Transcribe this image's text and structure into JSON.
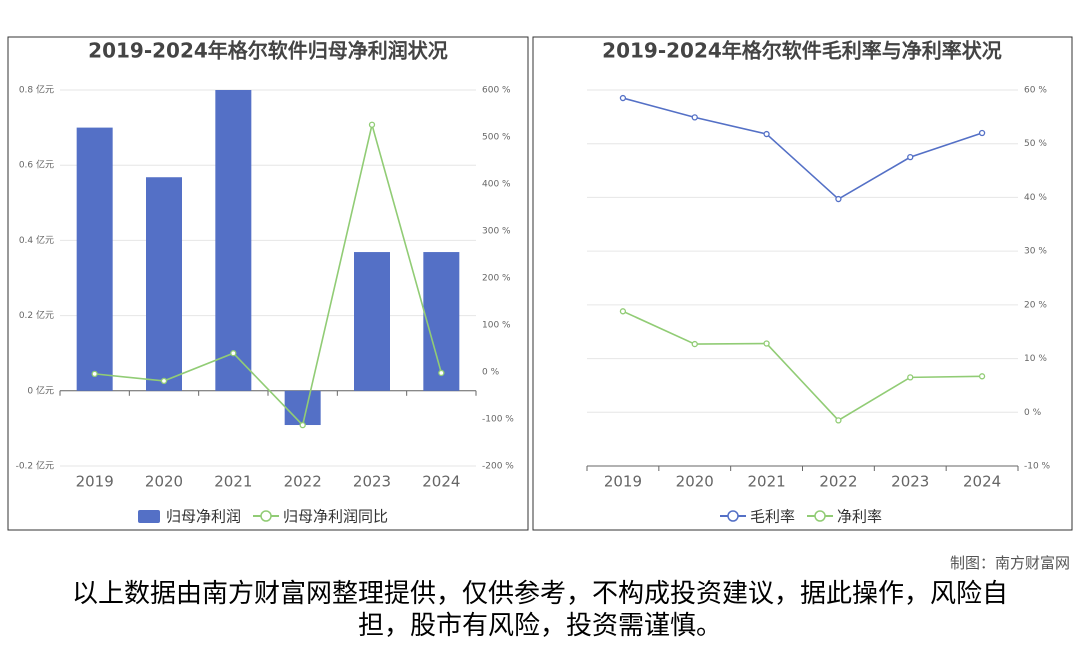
{
  "chart_data": [
    {
      "type": "bar",
      "title": "2019-2024年格尔软件归母净利润状况",
      "categories": [
        "2019",
        "2020",
        "2021",
        "2022",
        "2023",
        "2024"
      ],
      "series": [
        {
          "name": "归母净利润",
          "type": "bar",
          "color": "#5470c6",
          "values": [
            0.7,
            0.568,
            0.8,
            -0.091,
            0.369,
            0.369
          ]
        },
        {
          "name": "归母净利润同比",
          "type": "line",
          "axis": "y2",
          "color": "#91cc75",
          "values": [
            -4,
            -19,
            40,
            -113,
            526,
            -2
          ]
        }
      ],
      "ylim": [
        -0.2,
        0.8
      ],
      "yticks": [
        {
          "value": -0.2,
          "label": "-0.2 亿元"
        },
        {
          "value": 0,
          "label": "0 亿元"
        },
        {
          "value": 0.2,
          "label": "0.2 亿元"
        },
        {
          "value": 0.4,
          "label": "0.4 亿元"
        },
        {
          "value": 0.6,
          "label": "0.6 亿元"
        },
        {
          "value": 0.8,
          "label": "0.8 亿元"
        }
      ],
      "y2lim": [
        -200,
        600
      ],
      "y2ticks": [
        {
          "value": -200,
          "label": "-200 %"
        },
        {
          "value": -100,
          "label": "-100 %"
        },
        {
          "value": 0,
          "label": "0 %"
        },
        {
          "value": 100,
          "label": "100 %"
        },
        {
          "value": 200,
          "label": "200 %"
        },
        {
          "value": 300,
          "label": "300 %"
        },
        {
          "value": 400,
          "label": "400 %"
        },
        {
          "value": 500,
          "label": "500 %"
        },
        {
          "value": 600,
          "label": "600 %"
        }
      ],
      "grid": true
    },
    {
      "type": "line",
      "title": "2019-2024年格尔软件毛利率与净利率状况",
      "categories": [
        "2019",
        "2020",
        "2021",
        "2022",
        "2023",
        "2024"
      ],
      "series": [
        {
          "name": "毛利率",
          "color": "#5470c6",
          "values": [
            58.5,
            54.9,
            51.8,
            39.7,
            47.5,
            52.0
          ]
        },
        {
          "name": "净利率",
          "color": "#91cc75",
          "values": [
            18.8,
            12.7,
            12.8,
            -1.5,
            6.5,
            6.7
          ]
        }
      ],
      "ylim": [
        -10,
        60
      ],
      "yticks": [
        {
          "value": -10,
          "label": "-10 %"
        },
        {
          "value": 0,
          "label": "0 %"
        },
        {
          "value": 10,
          "label": "10 %"
        },
        {
          "value": 20,
          "label": "20 %"
        },
        {
          "value": 30,
          "label": "30 %"
        },
        {
          "value": 40,
          "label": "40 %"
        },
        {
          "value": 50,
          "label": "50 %"
        },
        {
          "value": 60,
          "label": "60 %"
        }
      ],
      "grid": true
    }
  ],
  "credit": "制图：南方财富网",
  "disclaimer": "以上数据由南方财富网整理提供，仅供参考，不构成投资建议，据此操作，风险自担，股市有风险，投资需谨慎。"
}
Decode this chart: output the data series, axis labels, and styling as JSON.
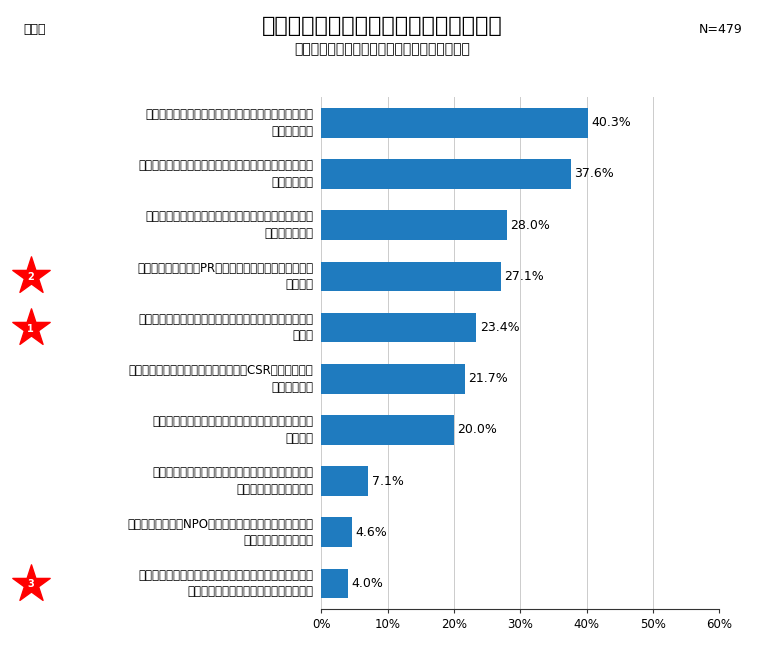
{
  "title": "情報創造力に関する企業の広報活動実態",
  "subtitle": "（情報創造力の１０設問から主要設問を抜粋）",
  "chart_label": "図表２",
  "n_label": "N=479",
  "categories": [
    "自社や自社商品・サービスについて、報道向け資料を\n整備している",
    "広報戦略に沿った、広報素材（データ、ファクト等）を\n準備している",
    "ビジュアルやグラフィックなどを駆使した広報ツール\nを作成している",
    "広報戦略に沿った、PRメッセージ・ストーリーを策定\nしている",
    "トップのメッセージを専門的に作成する社内・外の体制\nがある",
    "広報的視点を重視した、事業活動や、CSR活動を企画・\n実施している",
    "デジタルの特性に合わせた広報素材・情報づくりを\nしている",
    "口コミで拡散するようなバイラルムービー・動画を\n広報活動に活用している",
    "自社だけでなく、NPOや調査機関と連携し、広報素材・\n情報づくりをしている",
    "トップのプレゼンテーション力・表現力を強化するため\nのトレーニングを定期的に実施している"
  ],
  "values": [
    40.3,
    37.6,
    28.0,
    27.1,
    23.4,
    21.7,
    20.0,
    7.1,
    4.6,
    4.0
  ],
  "bar_color": "#1f7bbf",
  "xlim": [
    0,
    60
  ],
  "xticks": [
    0,
    10,
    20,
    30,
    40,
    50,
    60
  ],
  "xtick_labels": [
    "0%",
    "10%",
    "20%",
    "30%",
    "40%",
    "50%",
    "60%"
  ],
  "star_indices": [
    3,
    4,
    9
  ],
  "star_numbers": [
    "2",
    "1",
    "3"
  ],
  "background_color": "#ffffff",
  "font_size_title": 16,
  "font_size_subtitle": 10,
  "font_size_chart_label": 9,
  "font_size_n": 9,
  "font_size_category": 8.5,
  "font_size_value": 9,
  "font_size_axis": 8.5
}
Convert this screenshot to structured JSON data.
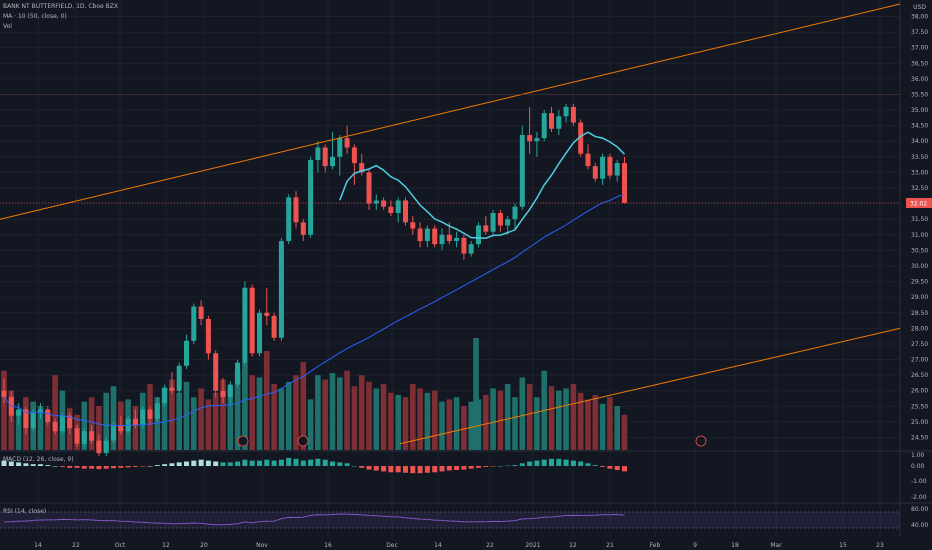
{
  "header": {
    "symbol": "BANK NT BUTTERFIELD, 1D, Cboe BZX",
    "ma_label": "MA · 10 (50, close, 0)",
    "vol_label": "Vol"
  },
  "macd": {
    "label": "MACD (12, 26, close, 9)"
  },
  "rsi": {
    "label": "RSI (14, close)"
  },
  "price_axis": {
    "currency": "USD",
    "current_price": "32.02",
    "current_price_color": "#ef5350"
  },
  "colors": {
    "up": "#26a69a",
    "down": "#ef5350",
    "vol_up": "#1f6f6a",
    "vol_down": "#7c2f35",
    "ma_fast": "#4dd0e1",
    "ma_slow": "#2962ff",
    "trend": "#f57c00",
    "rsi": "#7e57c2",
    "grid": "#1e222d"
  },
  "chart_data": [
    {
      "type": "candlestick",
      "title": "BANK NT BUTTERFIELD, 1D, Cboe BZX",
      "y_ticks": [
        "38.00",
        "37.50",
        "37.00",
        "36.50",
        "36.00",
        "35.50",
        "35.00",
        "34.50",
        "34.00",
        "33.50",
        "33.00",
        "32.50",
        "32.00",
        "31.50",
        "31.00",
        "30.50",
        "30.00",
        "29.50",
        "29.00",
        "28.50",
        "28.00",
        "27.50",
        "27.00",
        "26.50",
        "26.00",
        "25.50",
        "25.00",
        "24.50"
      ],
      "x_ticks": [
        "14",
        "22",
        "Oct",
        "12",
        "20",
        "Nov",
        "16",
        "Dec",
        "14",
        "22",
        "2021",
        "12",
        "21",
        "Feb",
        "9",
        "18",
        "Mar",
        "15",
        "23"
      ],
      "ylim": [
        24.1,
        38.4
      ],
      "candles": [
        [
          26.0,
          26.4,
          25.6,
          25.8
        ],
        [
          25.8,
          26.0,
          25.0,
          25.2
        ],
        [
          25.2,
          25.6,
          24.9,
          25.4
        ],
        [
          25.4,
          25.5,
          24.6,
          24.8
        ],
        [
          24.8,
          25.4,
          24.7,
          25.3
        ],
        [
          25.3,
          25.6,
          25.1,
          25.4
        ],
        [
          25.4,
          25.5,
          24.9,
          25.0
        ],
        [
          25.0,
          25.1,
          24.6,
          24.7
        ],
        [
          24.7,
          25.3,
          24.6,
          25.2
        ],
        [
          25.2,
          25.3,
          24.6,
          24.8
        ],
        [
          24.8,
          24.9,
          24.2,
          24.3
        ],
        [
          24.3,
          24.8,
          24.2,
          24.7
        ],
        [
          24.7,
          24.9,
          24.3,
          24.4
        ],
        [
          24.4,
          24.6,
          23.9,
          24.0
        ],
        [
          24.0,
          24.5,
          23.9,
          24.4
        ],
        [
          24.4,
          25.0,
          24.3,
          24.9
        ],
        [
          24.9,
          25.2,
          24.6,
          24.7
        ],
        [
          24.7,
          25.2,
          24.6,
          25.1
        ],
        [
          25.1,
          25.4,
          24.8,
          24.9
        ],
        [
          24.9,
          25.5,
          24.8,
          25.4
        ],
        [
          25.4,
          25.5,
          24.9,
          25.1
        ],
        [
          25.1,
          25.8,
          25.0,
          25.6
        ],
        [
          25.6,
          26.2,
          25.5,
          26.1
        ],
        [
          26.1,
          26.6,
          25.9,
          26.0
        ],
        [
          26.0,
          26.9,
          25.9,
          26.8
        ],
        [
          26.8,
          27.8,
          26.7,
          27.6
        ],
        [
          27.6,
          28.8,
          27.5,
          28.7
        ],
        [
          28.7,
          28.9,
          28.1,
          28.3
        ],
        [
          28.3,
          28.4,
          27.0,
          27.2
        ],
        [
          27.2,
          27.3,
          25.8,
          26.0
        ],
        [
          26.0,
          26.4,
          25.6,
          25.8
        ],
        [
          25.8,
          26.3,
          25.5,
          26.2
        ],
        [
          26.2,
          27.0,
          26.1,
          26.9
        ],
        [
          26.9,
          29.5,
          26.8,
          29.3
        ],
        [
          29.3,
          29.4,
          27.1,
          27.2
        ],
        [
          27.2,
          28.6,
          27.1,
          28.5
        ],
        [
          28.5,
          29.3,
          28.1,
          28.4
        ],
        [
          28.4,
          28.5,
          27.6,
          27.7
        ],
        [
          27.7,
          30.9,
          27.6,
          30.8
        ],
        [
          30.8,
          32.3,
          30.7,
          32.2
        ],
        [
          32.2,
          32.4,
          31.2,
          31.4
        ],
        [
          31.4,
          31.5,
          30.8,
          31.0
        ],
        [
          31.0,
          33.5,
          30.9,
          33.4
        ],
        [
          33.4,
          34.0,
          33.0,
          33.8
        ],
        [
          33.8,
          33.9,
          33.0,
          33.2
        ],
        [
          33.2,
          34.3,
          33.1,
          33.5
        ],
        [
          33.5,
          34.2,
          32.9,
          34.1
        ],
        [
          34.1,
          34.5,
          33.6,
          33.8
        ],
        [
          33.8,
          33.9,
          32.6,
          33.3
        ],
        [
          33.3,
          33.6,
          32.9,
          33.0
        ],
        [
          33.0,
          33.1,
          31.8,
          32.0
        ],
        [
          32.0,
          32.3,
          31.8,
          32.1
        ],
        [
          32.1,
          32.2,
          31.8,
          31.9
        ],
        [
          31.9,
          32.1,
          31.6,
          31.7
        ],
        [
          31.7,
          32.2,
          31.4,
          32.1
        ],
        [
          32.1,
          32.2,
          31.3,
          31.4
        ],
        [
          31.4,
          31.6,
          31.0,
          31.2
        ],
        [
          31.2,
          31.4,
          30.6,
          30.8
        ],
        [
          30.8,
          31.3,
          30.6,
          31.2
        ],
        [
          31.2,
          31.3,
          30.6,
          30.7
        ],
        [
          30.7,
          31.2,
          30.5,
          31.0
        ],
        [
          31.0,
          31.4,
          30.7,
          30.8
        ],
        [
          30.8,
          31.1,
          30.6,
          30.9
        ],
        [
          30.9,
          31.0,
          30.2,
          30.4
        ],
        [
          30.4,
          30.8,
          30.3,
          30.7
        ],
        [
          30.7,
          31.4,
          30.6,
          31.3
        ],
        [
          31.3,
          31.6,
          31.0,
          31.1
        ],
        [
          31.1,
          31.8,
          31.0,
          31.7
        ],
        [
          31.7,
          31.8,
          31.1,
          31.3
        ],
        [
          31.3,
          31.6,
          31.0,
          31.5
        ],
        [
          31.5,
          32.0,
          31.2,
          31.9
        ],
        [
          31.9,
          34.5,
          31.8,
          34.2
        ],
        [
          34.2,
          35.1,
          33.6,
          34.0
        ],
        [
          34.0,
          34.3,
          33.5,
          34.1
        ],
        [
          34.1,
          35.0,
          34.0,
          34.9
        ],
        [
          34.9,
          35.1,
          34.3,
          34.4
        ],
        [
          34.4,
          35.0,
          34.2,
          34.8
        ],
        [
          34.8,
          35.2,
          34.6,
          35.1
        ],
        [
          35.1,
          35.2,
          34.5,
          34.6
        ],
        [
          34.6,
          34.7,
          33.5,
          33.6
        ],
        [
          33.6,
          33.9,
          33.1,
          33.2
        ],
        [
          33.2,
          33.3,
          32.7,
          32.8
        ],
        [
          32.8,
          33.6,
          32.6,
          33.5
        ],
        [
          33.5,
          33.6,
          32.8,
          32.9
        ],
        [
          32.9,
          33.4,
          32.7,
          33.3
        ],
        [
          33.3,
          33.5,
          32.0,
          32.02
        ]
      ],
      "volume": [
        36,
        27,
        18,
        24,
        22,
        20,
        18,
        34,
        27,
        19,
        16,
        22,
        24,
        20,
        26,
        29,
        22,
        23,
        20,
        26,
        30,
        24,
        28,
        32,
        26,
        31,
        24,
        28,
        23,
        26,
        32,
        29,
        36,
        40,
        34,
        33,
        45,
        30,
        28,
        31,
        34,
        40,
        23,
        34,
        32,
        35,
        33,
        36,
        29,
        34,
        31,
        28,
        30,
        26,
        25,
        24,
        30,
        28,
        26,
        27,
        22,
        23,
        24,
        20,
        22,
        23,
        25,
        28,
        27,
        30,
        24,
        33,
        30,
        24,
        36,
        29,
        27,
        28,
        30,
        26,
        23,
        25,
        21,
        24,
        20,
        16
      ],
      "macd_hist": [
        0.6,
        0.5,
        0.4,
        0.3,
        0.2,
        0.2,
        0.1,
        0.0,
        -0.1,
        -0.2,
        -0.2,
        -0.3,
        -0.3,
        -0.35,
        -0.3,
        -0.25,
        -0.2,
        -0.15,
        -0.1,
        -0.05,
        0.0,
        0.1,
        0.2,
        0.3,
        0.4,
        0.5,
        0.6,
        0.7,
        0.6,
        0.5,
        0.4,
        0.4,
        0.5,
        0.7,
        0.6,
        0.6,
        0.7,
        0.6,
        0.7,
        0.9,
        0.8,
        0.6,
        0.7,
        0.8,
        0.7,
        0.5,
        0.4,
        0.3,
        0.0,
        -0.2,
        -0.4,
        -0.5,
        -0.6,
        -0.7,
        -0.7,
        -0.75,
        -0.8,
        -0.8,
        -0.75,
        -0.7,
        -0.6,
        -0.5,
        -0.45,
        -0.4,
        -0.3,
        -0.2,
        -0.1,
        -0.05,
        0.0,
        0.05,
        0.1,
        0.3,
        0.5,
        0.6,
        0.7,
        0.8,
        0.8,
        0.7,
        0.6,
        0.5,
        0.3,
        0.1,
        -0.1,
        -0.3,
        -0.45,
        -0.6
      ],
      "macd_yticks": [
        "1.00",
        "0.00",
        "-1.00",
        "-2.00"
      ],
      "rsi_yticks": [
        "80.00",
        "40.00"
      ]
    }
  ]
}
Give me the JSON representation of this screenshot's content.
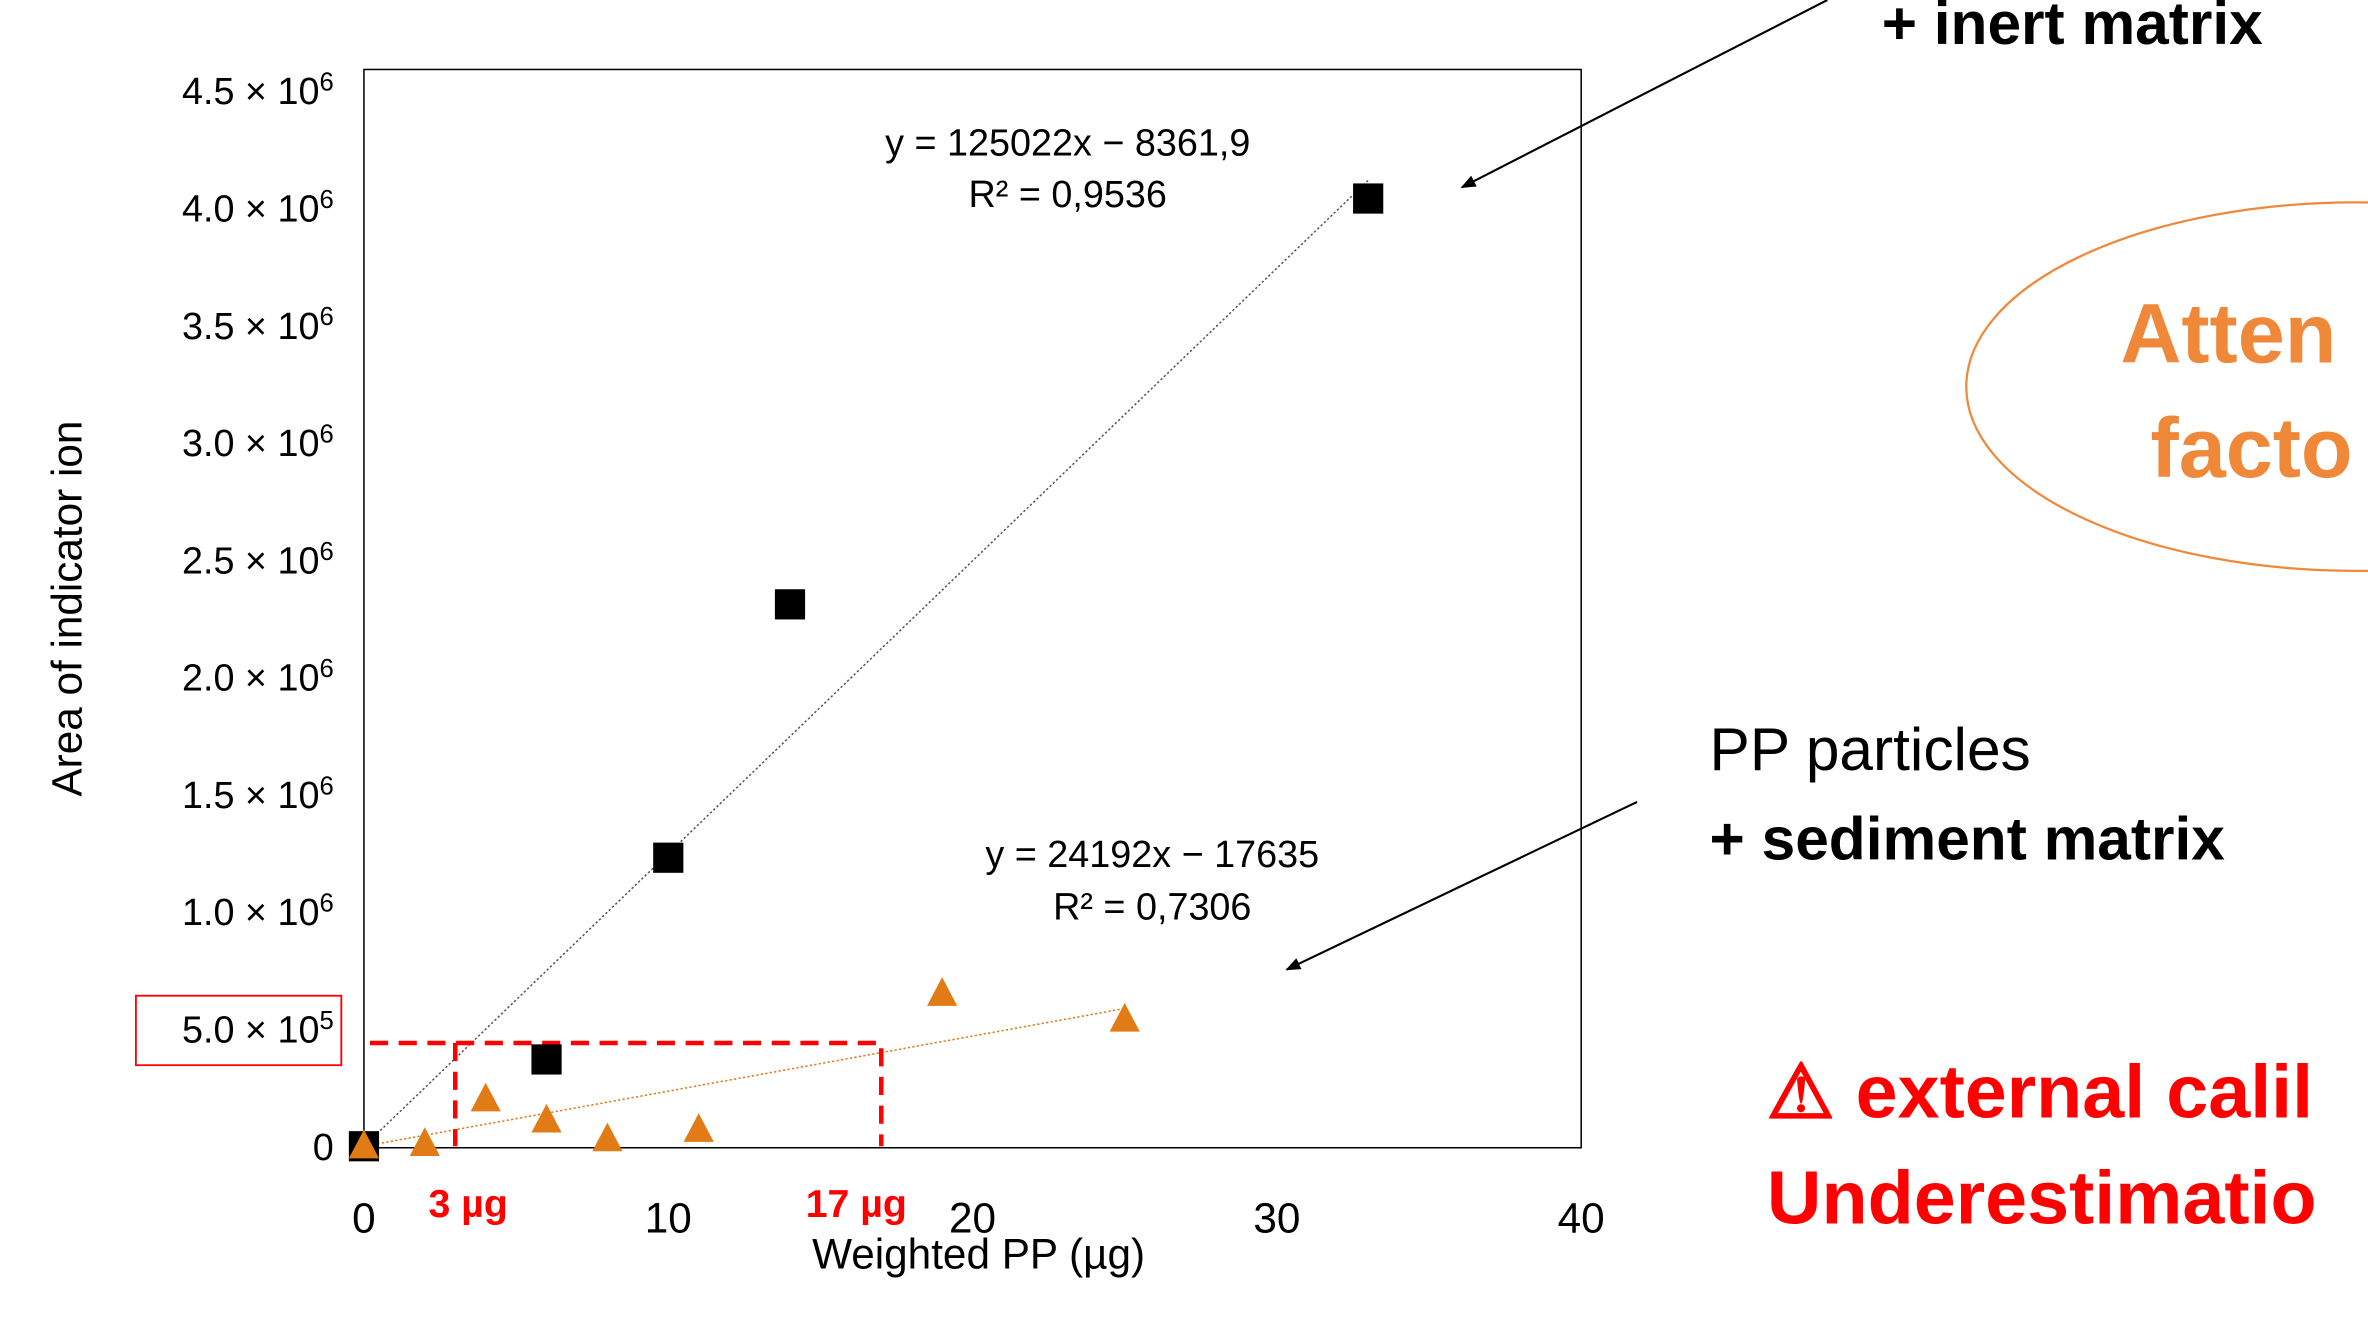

········

Written instruction: Extract every line containing the string "Cboe" from the data above.

Output for this exercise:
    "symbol": "BANK NT BUTTERFIELD, 1D, Cboe BZX",
      "title": "BANK NT BUTTERFIELD, 1D, Cboe BZX",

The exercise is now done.